● WORK TO DO: Your task is to print every entry below exactly as given.

● EXERCISE INPUTS:

=-=-=

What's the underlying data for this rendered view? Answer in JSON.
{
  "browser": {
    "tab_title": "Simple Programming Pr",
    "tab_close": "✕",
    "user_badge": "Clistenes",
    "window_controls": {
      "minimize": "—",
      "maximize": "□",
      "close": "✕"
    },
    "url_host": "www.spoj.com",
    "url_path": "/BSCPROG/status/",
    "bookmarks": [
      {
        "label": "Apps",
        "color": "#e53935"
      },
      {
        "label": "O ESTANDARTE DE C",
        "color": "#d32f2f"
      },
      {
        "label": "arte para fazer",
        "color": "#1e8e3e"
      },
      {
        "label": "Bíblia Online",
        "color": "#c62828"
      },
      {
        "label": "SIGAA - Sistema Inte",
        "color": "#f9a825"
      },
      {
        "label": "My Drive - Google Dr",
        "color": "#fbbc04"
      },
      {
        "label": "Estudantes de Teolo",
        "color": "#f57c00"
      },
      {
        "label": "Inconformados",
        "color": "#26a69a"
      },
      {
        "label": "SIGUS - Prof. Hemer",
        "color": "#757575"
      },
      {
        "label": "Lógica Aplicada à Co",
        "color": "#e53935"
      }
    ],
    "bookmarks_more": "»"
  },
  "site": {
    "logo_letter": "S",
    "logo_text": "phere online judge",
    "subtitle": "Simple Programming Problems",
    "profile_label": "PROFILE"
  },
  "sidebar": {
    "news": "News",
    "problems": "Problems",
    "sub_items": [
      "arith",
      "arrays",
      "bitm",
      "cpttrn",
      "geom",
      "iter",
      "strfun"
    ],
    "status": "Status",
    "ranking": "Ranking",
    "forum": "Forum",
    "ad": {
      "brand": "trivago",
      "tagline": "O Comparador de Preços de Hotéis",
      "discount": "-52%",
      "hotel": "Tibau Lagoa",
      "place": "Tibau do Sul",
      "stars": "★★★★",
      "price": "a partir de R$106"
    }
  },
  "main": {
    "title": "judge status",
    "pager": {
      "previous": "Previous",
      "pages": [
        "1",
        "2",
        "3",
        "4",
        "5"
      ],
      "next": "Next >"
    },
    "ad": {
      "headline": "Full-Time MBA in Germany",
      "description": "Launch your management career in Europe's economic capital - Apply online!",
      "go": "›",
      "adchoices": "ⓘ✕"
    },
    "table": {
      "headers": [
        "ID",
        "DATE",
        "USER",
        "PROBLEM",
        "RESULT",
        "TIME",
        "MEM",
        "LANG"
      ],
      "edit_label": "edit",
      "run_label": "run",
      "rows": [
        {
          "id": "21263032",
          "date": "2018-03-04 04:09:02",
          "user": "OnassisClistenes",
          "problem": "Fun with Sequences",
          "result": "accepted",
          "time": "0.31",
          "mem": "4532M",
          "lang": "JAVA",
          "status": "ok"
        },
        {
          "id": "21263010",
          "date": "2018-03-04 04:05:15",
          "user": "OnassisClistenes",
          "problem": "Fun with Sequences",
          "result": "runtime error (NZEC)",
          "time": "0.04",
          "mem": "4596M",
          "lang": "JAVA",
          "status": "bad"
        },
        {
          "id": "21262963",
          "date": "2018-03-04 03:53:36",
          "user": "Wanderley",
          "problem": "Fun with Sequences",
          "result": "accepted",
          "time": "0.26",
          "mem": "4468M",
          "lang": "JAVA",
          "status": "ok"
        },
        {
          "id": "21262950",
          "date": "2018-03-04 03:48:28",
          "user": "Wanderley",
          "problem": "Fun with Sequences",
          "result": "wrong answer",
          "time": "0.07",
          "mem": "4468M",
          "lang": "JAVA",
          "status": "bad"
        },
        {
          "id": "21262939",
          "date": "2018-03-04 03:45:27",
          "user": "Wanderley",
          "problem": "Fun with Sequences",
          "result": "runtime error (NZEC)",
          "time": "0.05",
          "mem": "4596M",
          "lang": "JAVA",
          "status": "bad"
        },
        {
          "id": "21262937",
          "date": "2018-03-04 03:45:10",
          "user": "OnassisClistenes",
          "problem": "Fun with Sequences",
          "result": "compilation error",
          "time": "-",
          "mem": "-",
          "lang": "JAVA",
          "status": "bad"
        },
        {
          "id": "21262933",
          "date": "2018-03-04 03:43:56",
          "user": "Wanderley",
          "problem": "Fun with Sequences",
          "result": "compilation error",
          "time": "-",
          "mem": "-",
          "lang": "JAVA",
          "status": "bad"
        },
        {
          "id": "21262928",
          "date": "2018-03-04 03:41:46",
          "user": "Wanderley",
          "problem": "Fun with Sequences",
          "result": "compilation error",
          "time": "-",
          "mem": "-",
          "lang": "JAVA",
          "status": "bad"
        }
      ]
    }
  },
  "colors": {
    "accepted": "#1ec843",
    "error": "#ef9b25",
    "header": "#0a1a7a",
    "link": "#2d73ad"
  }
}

=-=-=

● OUTPUT:
What's the underlying data for this rendered view? Answer in JSON.
{
  "browser": {
    "tab_title": "Simple Programming Pr",
    "tab_close": "✕",
    "user_badge": "Clistenes",
    "window_controls": {
      "minimize": "—",
      "maximize": "□",
      "close": "✕"
    },
    "url_host": "www.spoj.com",
    "url_path": "/BSCPROG/status/",
    "bookmarks": [
      {
        "label": "Apps",
        "color": "#e53935"
      },
      {
        "label": "O ESTANDARTE DE C",
        "color": "#d32f2f"
      },
      {
        "label": "arte para fazer",
        "color": "#1e8e3e"
      },
      {
        "label": "Bíblia Online",
        "color": "#c62828"
      },
      {
        "label": "SIGAA - Sistema Inte",
        "color": "#f9a825"
      },
      {
        "label": "My Drive - Google Dr",
        "color": "#fbbc04"
      },
      {
        "label": "Estudantes de Teolo",
        "color": "#f57c00"
      },
      {
        "label": "Inconformados",
        "color": "#26a69a"
      },
      {
        "label": "SIGUS - Prof. Hemer",
        "color": "#757575"
      },
      {
        "label": "Lógica Aplicada à Co",
        "color": "#e53935"
      }
    ],
    "bookmarks_more": "»"
  },
  "site": {
    "logo_letter": "S",
    "logo_text": "phere online judge",
    "subtitle": "Simple Programming Problems",
    "profile_label": "PROFILE"
  },
  "sidebar": {
    "news": "News",
    "problems": "Problems",
    "sub_items": [
      "arith",
      "arrays",
      "bitm",
      "cpttrn",
      "geom",
      "iter",
      "strfun"
    ],
    "status": "Status",
    "ranking": "Ranking",
    "forum": "Forum",
    "ad": {
      "brand": "trivago",
      "tagline": "O Comparador de Preços de Hotéis",
      "discount": "-52%",
      "hotel": "Tibau Lagoa",
      "place": "Tibau do Sul",
      "stars": "★★★★",
      "price": "a partir de R$106"
    }
  },
  "main": {
    "title": "judge status",
    "pager": {
      "previous": "Previous",
      "pages": [
        "1",
        "2",
        "3",
        "4",
        "5"
      ],
      "next": "Next >"
    },
    "ad": {
      "headline": "Full-Time MBA in Germany",
      "description": "Launch your management career in Europe's economic capital - Apply online!",
      "go": "›",
      "adchoices": "ⓘ✕"
    },
    "table": {
      "headers": [
        "ID",
        "DATE",
        "USER",
        "PROBLEM",
        "RESULT",
        "TIME",
        "MEM",
        "LANG"
      ],
      "edit_label": "edit",
      "run_label": "run",
      "rows": [
        {
          "id": "21263032",
          "date": "2018-03-04 04:09:02",
          "user": "OnassisClistenes",
          "problem": "Fun with Sequences",
          "result": "accepted",
          "time": "0.31",
          "mem": "4532M",
          "lang": "JAVA",
          "status": "ok"
        },
        {
          "id": "21263010",
          "date": "2018-03-04 04:05:15",
          "user": "OnassisClistenes",
          "problem": "Fun with Sequences",
          "result": "runtime error (NZEC)",
          "time": "0.04",
          "mem": "4596M",
          "lang": "JAVA",
          "status": "bad"
        },
        {
          "id": "21262963",
          "date": "2018-03-04 03:53:36",
          "user": "Wanderley",
          "problem": "Fun with Sequences",
          "result": "accepted",
          "time": "0.26",
          "mem": "4468M",
          "lang": "JAVA",
          "status": "ok"
        },
        {
          "id": "21262950",
          "date": "2018-03-04 03:48:28",
          "user": "Wanderley",
          "problem": "Fun with Sequences",
          "result": "wrong answer",
          "time": "0.07",
          "mem": "4468M",
          "lang": "JAVA",
          "status": "bad"
        },
        {
          "id": "21262939",
          "date": "2018-03-04 03:45:27",
          "user": "Wanderley",
          "problem": "Fun with Sequences",
          "result": "runtime error (NZEC)",
          "time": "0.05",
          "mem": "4596M",
          "lang": "JAVA",
          "status": "bad"
        },
        {
          "id": "21262937",
          "date": "2018-03-04 03:45:10",
          "user": "OnassisClistenes",
          "problem": "Fun with Sequences",
          "result": "compilation error",
          "time": "-",
          "mem": "-",
          "lang": "JAVA",
          "status": "bad"
        },
        {
          "id": "21262933",
          "date": "2018-03-04 03:43:56",
          "user": "Wanderley",
          "problem": "Fun with Sequences",
          "result": "compilation error",
          "time": "-",
          "mem": "-",
          "lang": "JAVA",
          "status": "bad"
        },
        {
          "id": "21262928",
          "date": "2018-03-04 03:41:46",
          "user": "Wanderley",
          "problem": "Fun with Sequences",
          "result": "compilation error",
          "time": "-",
          "mem": "-",
          "lang": "JAVA",
          "status": "bad"
        }
      ]
    }
  },
  "colors": {
    "accepted": "#1ec843",
    "error": "#ef9b25",
    "header": "#0a1a7a",
    "link": "#2d73ad"
  }
}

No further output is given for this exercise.